Tally the lines in the following entries that include the word "color"; state only the total.

^^^^

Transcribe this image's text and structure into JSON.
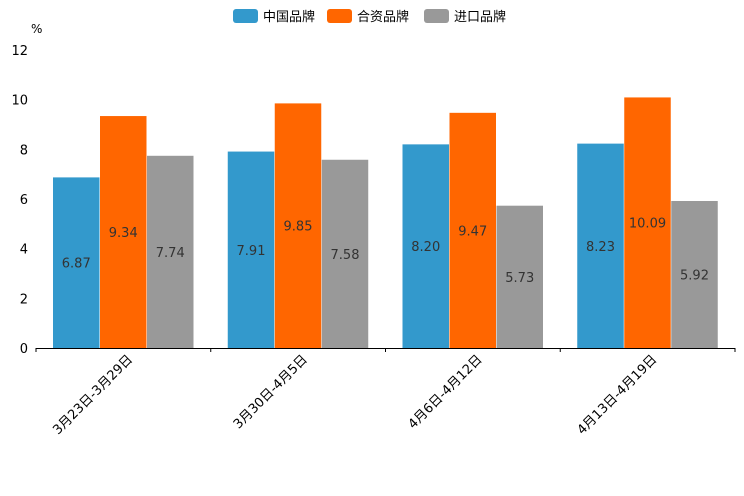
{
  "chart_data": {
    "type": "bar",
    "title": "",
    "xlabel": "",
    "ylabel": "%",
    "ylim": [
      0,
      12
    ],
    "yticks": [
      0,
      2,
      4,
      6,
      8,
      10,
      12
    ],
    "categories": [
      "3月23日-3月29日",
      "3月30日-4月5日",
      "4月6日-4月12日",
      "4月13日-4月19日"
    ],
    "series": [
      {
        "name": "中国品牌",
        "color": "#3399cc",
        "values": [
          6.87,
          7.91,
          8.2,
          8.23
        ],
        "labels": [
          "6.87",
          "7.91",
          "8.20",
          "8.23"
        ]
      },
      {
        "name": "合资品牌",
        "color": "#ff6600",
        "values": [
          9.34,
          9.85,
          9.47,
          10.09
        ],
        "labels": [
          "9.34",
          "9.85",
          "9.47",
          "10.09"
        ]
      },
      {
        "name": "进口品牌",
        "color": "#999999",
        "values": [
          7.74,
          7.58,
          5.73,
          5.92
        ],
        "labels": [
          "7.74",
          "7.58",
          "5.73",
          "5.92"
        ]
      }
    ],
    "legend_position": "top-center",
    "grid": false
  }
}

^^^^

- REPLY -
3